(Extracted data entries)
start

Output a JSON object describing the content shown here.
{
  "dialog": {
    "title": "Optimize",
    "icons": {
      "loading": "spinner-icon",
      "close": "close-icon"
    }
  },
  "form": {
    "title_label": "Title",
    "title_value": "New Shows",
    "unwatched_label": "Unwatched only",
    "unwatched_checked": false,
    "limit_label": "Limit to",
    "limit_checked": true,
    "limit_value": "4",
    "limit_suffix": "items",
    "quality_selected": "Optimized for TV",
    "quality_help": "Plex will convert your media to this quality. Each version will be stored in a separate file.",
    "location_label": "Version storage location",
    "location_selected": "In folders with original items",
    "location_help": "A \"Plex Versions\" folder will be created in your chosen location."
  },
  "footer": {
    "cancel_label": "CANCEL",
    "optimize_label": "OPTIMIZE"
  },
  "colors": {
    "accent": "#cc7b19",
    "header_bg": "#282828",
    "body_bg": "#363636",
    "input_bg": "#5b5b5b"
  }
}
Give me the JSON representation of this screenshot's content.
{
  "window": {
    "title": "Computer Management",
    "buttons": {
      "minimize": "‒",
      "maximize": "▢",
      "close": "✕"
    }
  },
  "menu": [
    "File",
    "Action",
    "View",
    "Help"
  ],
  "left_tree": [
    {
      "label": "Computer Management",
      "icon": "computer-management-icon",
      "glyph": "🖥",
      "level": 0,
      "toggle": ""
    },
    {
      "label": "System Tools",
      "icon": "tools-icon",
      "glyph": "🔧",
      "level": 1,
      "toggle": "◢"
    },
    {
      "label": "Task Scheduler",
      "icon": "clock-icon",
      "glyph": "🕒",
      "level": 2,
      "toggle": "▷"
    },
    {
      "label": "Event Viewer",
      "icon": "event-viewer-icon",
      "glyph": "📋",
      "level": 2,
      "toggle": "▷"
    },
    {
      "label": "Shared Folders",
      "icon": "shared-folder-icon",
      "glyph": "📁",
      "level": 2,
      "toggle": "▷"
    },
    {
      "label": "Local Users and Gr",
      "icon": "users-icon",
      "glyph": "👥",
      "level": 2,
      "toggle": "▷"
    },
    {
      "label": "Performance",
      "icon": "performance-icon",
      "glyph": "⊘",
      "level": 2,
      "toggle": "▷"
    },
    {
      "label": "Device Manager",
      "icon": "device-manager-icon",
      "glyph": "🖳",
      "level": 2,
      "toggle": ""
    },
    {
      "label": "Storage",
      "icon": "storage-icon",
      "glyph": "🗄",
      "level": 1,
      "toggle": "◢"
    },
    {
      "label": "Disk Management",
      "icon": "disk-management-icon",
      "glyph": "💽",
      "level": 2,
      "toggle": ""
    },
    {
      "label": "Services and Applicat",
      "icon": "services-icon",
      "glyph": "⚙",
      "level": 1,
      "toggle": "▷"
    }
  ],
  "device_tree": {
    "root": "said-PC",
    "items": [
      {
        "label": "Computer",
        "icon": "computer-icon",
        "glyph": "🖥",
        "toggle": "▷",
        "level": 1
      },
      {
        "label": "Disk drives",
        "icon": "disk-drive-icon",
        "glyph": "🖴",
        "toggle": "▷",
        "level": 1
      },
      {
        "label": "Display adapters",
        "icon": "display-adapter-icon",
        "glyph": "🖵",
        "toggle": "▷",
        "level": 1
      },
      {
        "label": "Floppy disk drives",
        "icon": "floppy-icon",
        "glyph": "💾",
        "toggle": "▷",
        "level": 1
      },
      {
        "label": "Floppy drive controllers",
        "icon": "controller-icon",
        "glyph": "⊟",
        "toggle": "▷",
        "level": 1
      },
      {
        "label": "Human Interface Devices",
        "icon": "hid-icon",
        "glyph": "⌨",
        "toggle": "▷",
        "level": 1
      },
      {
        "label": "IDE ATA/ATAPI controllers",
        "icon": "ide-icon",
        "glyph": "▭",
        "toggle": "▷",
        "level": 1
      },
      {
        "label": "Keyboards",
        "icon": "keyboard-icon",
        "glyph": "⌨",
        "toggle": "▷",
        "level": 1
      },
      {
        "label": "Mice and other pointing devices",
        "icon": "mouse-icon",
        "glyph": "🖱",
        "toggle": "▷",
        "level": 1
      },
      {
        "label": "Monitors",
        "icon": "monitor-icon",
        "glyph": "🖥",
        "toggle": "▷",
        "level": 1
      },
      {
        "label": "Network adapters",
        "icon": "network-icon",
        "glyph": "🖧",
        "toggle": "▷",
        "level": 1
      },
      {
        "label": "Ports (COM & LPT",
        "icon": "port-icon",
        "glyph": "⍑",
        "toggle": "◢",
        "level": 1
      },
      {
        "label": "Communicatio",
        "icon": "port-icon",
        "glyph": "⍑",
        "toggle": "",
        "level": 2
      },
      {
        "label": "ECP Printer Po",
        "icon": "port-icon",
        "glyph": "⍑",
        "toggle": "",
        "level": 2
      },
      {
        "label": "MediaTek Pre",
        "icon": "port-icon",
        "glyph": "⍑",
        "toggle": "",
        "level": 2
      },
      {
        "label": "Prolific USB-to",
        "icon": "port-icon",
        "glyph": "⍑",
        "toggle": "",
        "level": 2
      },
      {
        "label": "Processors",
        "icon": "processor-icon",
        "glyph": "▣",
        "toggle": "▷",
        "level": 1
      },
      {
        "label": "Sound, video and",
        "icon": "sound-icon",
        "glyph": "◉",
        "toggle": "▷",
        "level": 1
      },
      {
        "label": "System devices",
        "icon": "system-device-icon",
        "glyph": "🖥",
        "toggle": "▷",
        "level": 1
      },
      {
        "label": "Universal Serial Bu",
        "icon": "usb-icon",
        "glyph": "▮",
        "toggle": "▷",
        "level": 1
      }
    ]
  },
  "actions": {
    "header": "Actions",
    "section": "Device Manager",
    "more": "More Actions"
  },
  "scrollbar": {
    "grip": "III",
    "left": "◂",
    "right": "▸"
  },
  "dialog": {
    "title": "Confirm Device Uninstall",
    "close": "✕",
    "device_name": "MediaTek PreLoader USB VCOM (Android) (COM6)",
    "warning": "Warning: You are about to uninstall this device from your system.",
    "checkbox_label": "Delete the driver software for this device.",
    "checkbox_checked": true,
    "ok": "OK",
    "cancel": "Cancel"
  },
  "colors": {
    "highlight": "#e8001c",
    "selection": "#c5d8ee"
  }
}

end

_SET EXERCISE:_ Using the records above, gather all lines where the string "this" is present.

_FULL RESPONSE:_
    "quality_help": "Plex will convert your media to this quality. Each version will be stored in a separate file.",
Give me the JSON representation of this screenshot's content.
    "warning": "Warning: You are about to uninstall this device from your system.",
    "checkbox_label": "Delete the driver software for this device.",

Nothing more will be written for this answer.